**Task instructions**
Every line below should be repeated exactly.

**Data listing**
— start —
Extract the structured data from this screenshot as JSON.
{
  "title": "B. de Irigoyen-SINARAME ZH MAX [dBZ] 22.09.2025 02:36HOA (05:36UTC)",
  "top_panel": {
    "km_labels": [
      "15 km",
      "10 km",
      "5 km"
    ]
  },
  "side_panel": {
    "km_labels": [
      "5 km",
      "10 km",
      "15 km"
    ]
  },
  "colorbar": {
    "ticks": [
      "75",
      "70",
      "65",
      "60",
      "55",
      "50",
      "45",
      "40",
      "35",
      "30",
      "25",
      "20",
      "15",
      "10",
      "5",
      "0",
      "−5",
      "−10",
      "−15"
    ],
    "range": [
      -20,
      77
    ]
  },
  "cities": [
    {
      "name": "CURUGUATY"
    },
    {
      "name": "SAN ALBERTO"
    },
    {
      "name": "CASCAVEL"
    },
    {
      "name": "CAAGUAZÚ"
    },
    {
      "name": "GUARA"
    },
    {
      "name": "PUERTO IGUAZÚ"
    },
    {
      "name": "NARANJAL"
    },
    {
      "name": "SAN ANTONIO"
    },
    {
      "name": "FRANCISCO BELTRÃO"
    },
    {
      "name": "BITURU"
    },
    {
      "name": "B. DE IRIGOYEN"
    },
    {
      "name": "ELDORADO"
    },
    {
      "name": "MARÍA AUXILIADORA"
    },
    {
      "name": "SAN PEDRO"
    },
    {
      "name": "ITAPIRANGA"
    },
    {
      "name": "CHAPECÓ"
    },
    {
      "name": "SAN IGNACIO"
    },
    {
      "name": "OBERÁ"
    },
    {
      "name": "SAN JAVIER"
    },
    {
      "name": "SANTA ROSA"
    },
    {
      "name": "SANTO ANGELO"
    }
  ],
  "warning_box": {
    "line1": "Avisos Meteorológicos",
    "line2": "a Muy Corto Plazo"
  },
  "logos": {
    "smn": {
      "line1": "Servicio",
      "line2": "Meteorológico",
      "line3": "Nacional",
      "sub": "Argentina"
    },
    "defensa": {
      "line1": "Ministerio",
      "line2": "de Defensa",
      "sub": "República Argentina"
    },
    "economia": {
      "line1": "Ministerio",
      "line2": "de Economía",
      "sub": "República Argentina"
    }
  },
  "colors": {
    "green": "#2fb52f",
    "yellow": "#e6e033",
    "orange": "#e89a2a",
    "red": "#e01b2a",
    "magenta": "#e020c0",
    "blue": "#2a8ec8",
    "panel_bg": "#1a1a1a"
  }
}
— end —
**Output of the exercise**
Extract the structured data from this screenshot as JSON.
{
  "title": "B. de Irigoyen-SINARAME ZH MAX [dBZ] 22.09.2025 02:36HOA (05:36UTC)",
  "top_panel": {
    "km_labels": [
      "15 km",
      "10 km",
      "5 km"
    ]
  },
  "side_panel": {
    "km_labels": [
      "5 km",
      "10 km",
      "15 km"
    ]
  },
  "colorbar": {
    "ticks": [
      "75",
      "70",
      "65",
      "60",
      "55",
      "50",
      "45",
      "40",
      "35",
      "30",
      "25",
      "20",
      "15",
      "10",
      "5",
      "0",
      "−5",
      "−10",
      "−15"
    ],
    "range": [
      -20,
      77
    ]
  },
  "cities": [
    {
      "name": "CURUGUATY"
    },
    {
      "name": "SAN ALBERTO"
    },
    {
      "name": "CASCAVEL"
    },
    {
      "name": "CAAGUAZÚ"
    },
    {
      "name": "GUARA"
    },
    {
      "name": "PUERTO IGUAZÚ"
    },
    {
      "name": "NARANJAL"
    },
    {
      "name": "SAN ANTONIO"
    },
    {
      "name": "FRANCISCO BELTRÃO"
    },
    {
      "name": "BITURU"
    },
    {
      "name": "B. DE IRIGOYEN"
    },
    {
      "name": "ELDORADO"
    },
    {
      "name": "MARÍA AUXILIADORA"
    },
    {
      "name": "SAN PEDRO"
    },
    {
      "name": "ITAPIRANGA"
    },
    {
      "name": "CHAPECÓ"
    },
    {
      "name": "SAN IGNACIO"
    },
    {
      "name": "OBERÁ"
    },
    {
      "name": "SAN JAVIER"
    },
    {
      "name": "SANTA ROSA"
    },
    {
      "name": "SANTO ANGELO"
    }
  ],
  "warning_box": {
    "line1": "Avisos Meteorológicos",
    "line2": "a Muy Corto Plazo"
  },
  "logos": {
    "smn": {
      "line1": "Servicio",
      "line2": "Meteorológico",
      "line3": "Nacional",
      "sub": "Argentina"
    },
    "defensa": {
      "line1": "Ministerio",
      "line2": "de Defensa",
      "sub": "República Argentina"
    },
    "economia": {
      "line1": "Ministerio",
      "line2": "de Economía",
      "sub": "República Argentina"
    }
  },
  "colors": {
    "green": "#2fb52f",
    "yellow": "#e6e033",
    "orange": "#e89a2a",
    "red": "#e01b2a",
    "magenta": "#e020c0",
    "blue": "#2a8ec8",
    "panel_bg": "#1a1a1a"
  }
}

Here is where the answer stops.